Problem statement ::
Look below. Copy each line that has "SecureCRT" in it.

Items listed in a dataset
====================

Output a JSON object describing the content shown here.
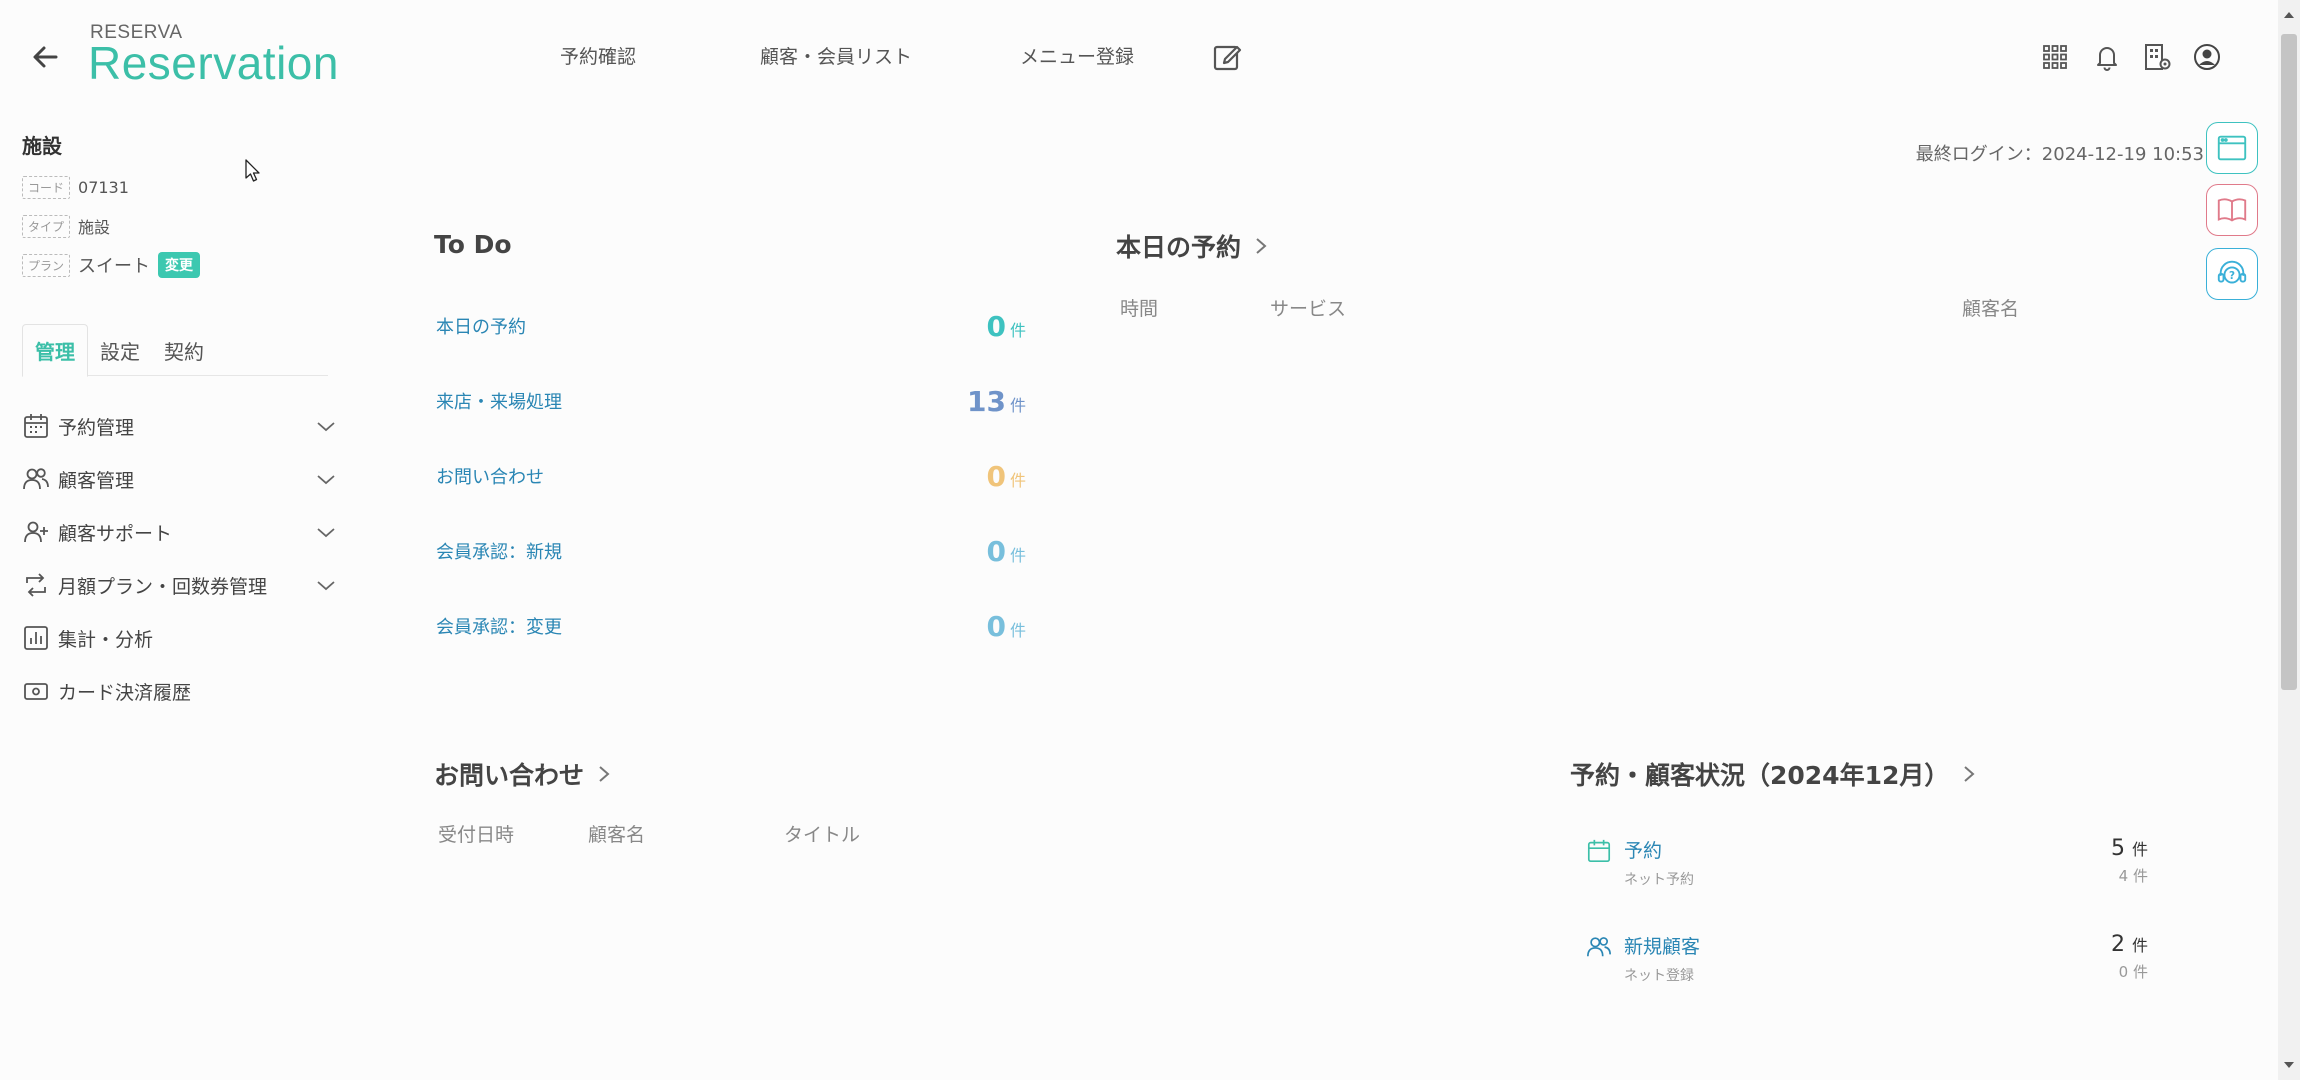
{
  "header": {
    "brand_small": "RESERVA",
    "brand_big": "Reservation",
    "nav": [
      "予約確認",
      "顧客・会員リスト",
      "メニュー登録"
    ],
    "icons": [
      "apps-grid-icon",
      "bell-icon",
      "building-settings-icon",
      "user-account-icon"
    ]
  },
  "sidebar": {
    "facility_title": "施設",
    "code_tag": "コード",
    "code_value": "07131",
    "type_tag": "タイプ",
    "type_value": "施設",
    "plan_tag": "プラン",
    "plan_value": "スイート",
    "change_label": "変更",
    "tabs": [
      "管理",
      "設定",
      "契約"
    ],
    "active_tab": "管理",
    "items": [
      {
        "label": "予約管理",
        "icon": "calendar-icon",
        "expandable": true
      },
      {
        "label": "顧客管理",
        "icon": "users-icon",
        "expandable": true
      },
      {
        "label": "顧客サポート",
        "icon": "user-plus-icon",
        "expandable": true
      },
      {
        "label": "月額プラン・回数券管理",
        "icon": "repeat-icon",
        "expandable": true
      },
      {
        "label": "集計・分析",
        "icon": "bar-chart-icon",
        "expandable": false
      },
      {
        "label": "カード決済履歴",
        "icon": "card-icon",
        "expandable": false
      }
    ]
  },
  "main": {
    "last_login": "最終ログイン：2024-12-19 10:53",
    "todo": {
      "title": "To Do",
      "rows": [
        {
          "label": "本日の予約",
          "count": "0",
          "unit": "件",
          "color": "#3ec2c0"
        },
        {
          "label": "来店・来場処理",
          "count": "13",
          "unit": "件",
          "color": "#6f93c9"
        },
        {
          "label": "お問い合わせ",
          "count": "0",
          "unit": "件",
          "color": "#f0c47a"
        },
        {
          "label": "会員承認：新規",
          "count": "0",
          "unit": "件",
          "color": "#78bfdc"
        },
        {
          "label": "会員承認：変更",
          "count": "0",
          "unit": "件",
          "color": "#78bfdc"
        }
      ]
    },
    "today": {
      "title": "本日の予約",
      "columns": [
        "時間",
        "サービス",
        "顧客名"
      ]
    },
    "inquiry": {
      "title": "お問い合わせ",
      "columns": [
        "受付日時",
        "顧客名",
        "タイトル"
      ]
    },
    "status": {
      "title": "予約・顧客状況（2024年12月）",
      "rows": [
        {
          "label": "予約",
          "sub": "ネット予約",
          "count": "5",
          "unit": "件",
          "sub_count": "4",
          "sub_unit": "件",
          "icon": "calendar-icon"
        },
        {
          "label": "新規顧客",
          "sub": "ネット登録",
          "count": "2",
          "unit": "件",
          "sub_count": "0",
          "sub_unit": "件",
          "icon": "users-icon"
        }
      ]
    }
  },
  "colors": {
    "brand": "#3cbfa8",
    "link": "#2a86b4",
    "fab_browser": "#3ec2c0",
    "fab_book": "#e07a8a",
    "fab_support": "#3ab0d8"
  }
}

====================

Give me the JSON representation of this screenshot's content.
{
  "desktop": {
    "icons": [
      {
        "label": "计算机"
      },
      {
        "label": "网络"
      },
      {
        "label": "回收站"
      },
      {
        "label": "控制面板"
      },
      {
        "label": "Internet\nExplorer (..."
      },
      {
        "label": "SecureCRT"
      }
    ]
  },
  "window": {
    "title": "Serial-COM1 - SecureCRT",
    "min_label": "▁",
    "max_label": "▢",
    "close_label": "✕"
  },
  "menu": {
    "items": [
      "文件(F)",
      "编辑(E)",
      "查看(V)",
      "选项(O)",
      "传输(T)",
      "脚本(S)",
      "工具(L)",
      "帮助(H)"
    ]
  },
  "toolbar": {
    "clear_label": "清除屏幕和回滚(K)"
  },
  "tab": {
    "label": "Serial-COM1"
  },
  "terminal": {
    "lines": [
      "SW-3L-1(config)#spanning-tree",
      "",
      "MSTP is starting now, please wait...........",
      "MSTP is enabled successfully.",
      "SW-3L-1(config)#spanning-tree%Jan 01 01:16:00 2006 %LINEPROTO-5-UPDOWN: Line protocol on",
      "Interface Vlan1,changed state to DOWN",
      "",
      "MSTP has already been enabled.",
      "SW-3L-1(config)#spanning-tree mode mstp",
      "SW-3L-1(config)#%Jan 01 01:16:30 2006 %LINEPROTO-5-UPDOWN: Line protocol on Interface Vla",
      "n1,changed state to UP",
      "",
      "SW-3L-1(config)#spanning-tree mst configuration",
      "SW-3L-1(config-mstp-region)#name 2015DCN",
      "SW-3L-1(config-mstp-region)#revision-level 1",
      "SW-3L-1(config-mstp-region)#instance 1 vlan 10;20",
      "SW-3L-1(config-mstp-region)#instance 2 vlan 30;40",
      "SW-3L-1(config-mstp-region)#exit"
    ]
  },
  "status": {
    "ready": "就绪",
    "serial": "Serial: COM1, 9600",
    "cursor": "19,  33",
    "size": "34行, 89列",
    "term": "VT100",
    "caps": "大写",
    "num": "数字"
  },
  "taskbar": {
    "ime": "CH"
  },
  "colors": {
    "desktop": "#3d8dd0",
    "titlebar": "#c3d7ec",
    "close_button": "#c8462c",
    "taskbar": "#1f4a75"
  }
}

====================

Answer to this exercise ::
        "label": "SecureCRT"
    "title": "Serial-COM1 - SecureCRT",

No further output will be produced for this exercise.